• WHAT YOU NEED TO DO: The records below are split into lines. How many of those lines contain the string "hasta"? Reply with the number only.

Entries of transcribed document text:
▼
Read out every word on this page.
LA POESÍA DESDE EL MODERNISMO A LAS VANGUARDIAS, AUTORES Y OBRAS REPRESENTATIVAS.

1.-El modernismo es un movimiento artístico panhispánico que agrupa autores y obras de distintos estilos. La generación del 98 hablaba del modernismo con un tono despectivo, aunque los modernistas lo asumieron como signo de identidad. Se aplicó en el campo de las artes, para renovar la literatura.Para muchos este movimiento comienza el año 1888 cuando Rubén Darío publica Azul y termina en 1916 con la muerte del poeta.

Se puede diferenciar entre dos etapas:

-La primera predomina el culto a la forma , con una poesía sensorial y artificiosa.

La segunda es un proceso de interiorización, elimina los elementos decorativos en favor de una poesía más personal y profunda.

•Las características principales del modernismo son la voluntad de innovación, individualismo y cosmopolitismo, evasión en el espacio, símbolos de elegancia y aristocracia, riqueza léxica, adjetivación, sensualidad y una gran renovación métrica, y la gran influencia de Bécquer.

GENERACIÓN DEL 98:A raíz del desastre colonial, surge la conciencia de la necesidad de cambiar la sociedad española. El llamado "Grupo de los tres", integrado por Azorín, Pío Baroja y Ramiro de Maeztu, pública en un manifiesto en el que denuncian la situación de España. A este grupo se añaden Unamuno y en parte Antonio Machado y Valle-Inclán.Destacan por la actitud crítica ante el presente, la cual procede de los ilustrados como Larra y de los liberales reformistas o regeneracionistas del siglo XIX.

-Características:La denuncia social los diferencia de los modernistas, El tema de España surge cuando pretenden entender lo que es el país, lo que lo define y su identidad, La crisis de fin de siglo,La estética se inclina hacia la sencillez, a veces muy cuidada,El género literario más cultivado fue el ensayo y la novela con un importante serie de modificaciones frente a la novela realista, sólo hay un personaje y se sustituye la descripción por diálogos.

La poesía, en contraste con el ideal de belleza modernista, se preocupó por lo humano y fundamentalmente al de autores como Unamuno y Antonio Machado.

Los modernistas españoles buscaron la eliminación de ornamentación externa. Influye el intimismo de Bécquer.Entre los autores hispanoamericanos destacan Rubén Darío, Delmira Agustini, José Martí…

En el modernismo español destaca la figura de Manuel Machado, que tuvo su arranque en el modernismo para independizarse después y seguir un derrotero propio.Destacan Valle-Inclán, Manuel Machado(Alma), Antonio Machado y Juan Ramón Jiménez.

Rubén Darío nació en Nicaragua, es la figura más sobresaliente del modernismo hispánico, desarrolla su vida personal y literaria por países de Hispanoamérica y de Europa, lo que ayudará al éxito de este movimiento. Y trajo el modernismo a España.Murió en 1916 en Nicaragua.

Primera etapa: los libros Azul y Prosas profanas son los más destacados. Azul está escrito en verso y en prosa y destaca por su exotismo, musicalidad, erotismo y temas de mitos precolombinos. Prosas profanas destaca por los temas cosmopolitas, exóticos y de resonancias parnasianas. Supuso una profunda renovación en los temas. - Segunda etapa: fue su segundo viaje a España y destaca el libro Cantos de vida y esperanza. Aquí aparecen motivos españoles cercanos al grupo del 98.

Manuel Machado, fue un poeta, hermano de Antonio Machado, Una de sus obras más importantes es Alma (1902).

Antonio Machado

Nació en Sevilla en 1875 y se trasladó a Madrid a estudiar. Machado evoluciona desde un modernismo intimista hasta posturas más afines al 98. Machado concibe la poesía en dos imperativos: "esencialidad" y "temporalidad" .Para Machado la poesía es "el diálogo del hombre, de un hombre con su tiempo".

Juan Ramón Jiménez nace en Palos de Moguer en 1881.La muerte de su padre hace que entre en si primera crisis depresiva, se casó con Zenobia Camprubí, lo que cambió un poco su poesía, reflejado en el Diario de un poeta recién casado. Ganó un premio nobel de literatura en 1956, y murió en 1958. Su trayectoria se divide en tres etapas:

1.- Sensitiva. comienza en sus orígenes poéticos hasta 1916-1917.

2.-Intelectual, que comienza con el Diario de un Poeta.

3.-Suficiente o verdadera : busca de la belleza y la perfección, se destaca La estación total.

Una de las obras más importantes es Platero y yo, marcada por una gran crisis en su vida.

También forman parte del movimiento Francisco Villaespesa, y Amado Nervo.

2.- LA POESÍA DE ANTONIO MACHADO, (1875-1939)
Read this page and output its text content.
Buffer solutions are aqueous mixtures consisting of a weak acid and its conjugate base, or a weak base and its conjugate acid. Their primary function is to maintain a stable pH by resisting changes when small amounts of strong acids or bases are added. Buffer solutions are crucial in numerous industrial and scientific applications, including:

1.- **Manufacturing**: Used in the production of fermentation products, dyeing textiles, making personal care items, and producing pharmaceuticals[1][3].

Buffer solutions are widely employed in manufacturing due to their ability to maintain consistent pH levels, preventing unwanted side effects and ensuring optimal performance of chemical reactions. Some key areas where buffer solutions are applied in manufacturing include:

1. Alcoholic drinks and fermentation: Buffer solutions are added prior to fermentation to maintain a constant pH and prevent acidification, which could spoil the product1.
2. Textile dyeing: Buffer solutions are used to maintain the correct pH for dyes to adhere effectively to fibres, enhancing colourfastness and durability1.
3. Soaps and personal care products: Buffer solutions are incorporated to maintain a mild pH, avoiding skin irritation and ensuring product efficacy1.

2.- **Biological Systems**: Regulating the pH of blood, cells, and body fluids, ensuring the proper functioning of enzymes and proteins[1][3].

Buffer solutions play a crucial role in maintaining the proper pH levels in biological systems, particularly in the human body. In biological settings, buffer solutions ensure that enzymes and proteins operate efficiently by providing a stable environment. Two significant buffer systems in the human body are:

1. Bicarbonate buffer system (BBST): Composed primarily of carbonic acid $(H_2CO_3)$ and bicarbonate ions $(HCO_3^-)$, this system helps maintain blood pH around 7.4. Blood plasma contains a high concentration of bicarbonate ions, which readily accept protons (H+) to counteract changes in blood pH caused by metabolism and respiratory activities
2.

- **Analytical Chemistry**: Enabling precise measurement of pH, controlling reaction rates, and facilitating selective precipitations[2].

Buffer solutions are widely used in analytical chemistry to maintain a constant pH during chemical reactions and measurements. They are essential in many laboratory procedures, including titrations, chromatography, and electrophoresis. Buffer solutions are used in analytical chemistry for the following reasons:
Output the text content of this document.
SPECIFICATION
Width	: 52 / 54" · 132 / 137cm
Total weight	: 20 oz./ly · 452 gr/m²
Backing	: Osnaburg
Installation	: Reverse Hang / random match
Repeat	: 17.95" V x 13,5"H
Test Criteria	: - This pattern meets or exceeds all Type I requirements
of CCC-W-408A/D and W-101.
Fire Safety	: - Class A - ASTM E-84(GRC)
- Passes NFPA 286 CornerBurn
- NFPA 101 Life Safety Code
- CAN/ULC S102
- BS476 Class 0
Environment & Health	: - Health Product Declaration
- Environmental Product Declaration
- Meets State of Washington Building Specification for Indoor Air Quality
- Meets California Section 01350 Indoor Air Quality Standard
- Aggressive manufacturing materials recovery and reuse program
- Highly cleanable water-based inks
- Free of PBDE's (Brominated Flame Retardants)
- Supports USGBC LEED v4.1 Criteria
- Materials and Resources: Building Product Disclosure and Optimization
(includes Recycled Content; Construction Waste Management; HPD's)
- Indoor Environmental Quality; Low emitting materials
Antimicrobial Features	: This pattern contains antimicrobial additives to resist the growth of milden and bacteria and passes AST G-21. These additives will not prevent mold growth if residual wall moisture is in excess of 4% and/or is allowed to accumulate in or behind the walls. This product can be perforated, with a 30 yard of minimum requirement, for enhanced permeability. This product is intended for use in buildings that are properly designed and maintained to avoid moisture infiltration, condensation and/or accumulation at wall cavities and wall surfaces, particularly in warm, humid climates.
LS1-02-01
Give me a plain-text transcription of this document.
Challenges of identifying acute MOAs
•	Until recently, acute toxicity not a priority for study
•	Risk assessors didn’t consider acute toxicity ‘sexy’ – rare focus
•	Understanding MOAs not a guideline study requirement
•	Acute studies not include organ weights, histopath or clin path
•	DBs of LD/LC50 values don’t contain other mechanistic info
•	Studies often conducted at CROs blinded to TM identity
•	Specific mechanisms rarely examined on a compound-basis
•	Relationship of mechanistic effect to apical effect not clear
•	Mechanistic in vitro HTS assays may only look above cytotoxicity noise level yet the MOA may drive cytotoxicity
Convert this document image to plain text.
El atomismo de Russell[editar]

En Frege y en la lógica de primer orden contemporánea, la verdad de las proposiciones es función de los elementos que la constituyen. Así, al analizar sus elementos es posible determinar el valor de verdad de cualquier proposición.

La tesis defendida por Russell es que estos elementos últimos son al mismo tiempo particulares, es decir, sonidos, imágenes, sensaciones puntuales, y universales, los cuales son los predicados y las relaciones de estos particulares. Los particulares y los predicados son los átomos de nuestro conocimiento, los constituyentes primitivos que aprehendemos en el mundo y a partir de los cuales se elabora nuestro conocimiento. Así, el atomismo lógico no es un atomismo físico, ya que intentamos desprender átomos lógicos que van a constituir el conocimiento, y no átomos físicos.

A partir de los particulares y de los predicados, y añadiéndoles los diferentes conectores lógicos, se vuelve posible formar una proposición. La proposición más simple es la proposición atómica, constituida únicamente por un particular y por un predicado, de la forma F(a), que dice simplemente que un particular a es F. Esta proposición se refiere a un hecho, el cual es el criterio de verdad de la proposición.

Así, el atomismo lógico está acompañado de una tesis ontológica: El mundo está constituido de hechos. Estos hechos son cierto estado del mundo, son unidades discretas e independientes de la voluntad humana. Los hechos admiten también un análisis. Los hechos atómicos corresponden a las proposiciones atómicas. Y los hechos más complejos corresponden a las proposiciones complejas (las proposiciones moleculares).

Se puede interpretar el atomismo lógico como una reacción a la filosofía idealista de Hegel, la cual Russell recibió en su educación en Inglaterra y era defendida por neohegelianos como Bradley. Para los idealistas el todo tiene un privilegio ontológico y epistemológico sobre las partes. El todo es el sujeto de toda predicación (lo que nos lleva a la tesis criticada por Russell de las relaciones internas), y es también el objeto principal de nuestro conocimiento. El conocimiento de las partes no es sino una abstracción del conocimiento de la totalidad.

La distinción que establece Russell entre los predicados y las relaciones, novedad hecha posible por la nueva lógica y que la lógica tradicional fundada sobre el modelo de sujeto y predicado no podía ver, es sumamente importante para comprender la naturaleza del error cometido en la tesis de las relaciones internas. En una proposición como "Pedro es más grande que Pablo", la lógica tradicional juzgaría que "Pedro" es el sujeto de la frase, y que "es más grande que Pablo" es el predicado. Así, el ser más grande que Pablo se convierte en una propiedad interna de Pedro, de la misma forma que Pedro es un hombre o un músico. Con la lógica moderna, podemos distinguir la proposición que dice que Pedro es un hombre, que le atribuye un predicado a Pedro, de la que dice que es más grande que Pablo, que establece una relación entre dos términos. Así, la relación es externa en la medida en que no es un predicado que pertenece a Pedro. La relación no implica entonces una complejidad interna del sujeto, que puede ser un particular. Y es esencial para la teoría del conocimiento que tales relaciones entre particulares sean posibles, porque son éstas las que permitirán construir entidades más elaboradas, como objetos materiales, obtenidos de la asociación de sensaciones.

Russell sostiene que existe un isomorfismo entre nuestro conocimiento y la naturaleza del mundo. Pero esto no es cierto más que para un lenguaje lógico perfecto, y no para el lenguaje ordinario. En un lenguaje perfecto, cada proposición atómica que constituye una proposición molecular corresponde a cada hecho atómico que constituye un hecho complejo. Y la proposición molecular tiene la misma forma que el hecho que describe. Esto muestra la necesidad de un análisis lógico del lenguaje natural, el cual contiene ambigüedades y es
▲
• RESPONSE: 2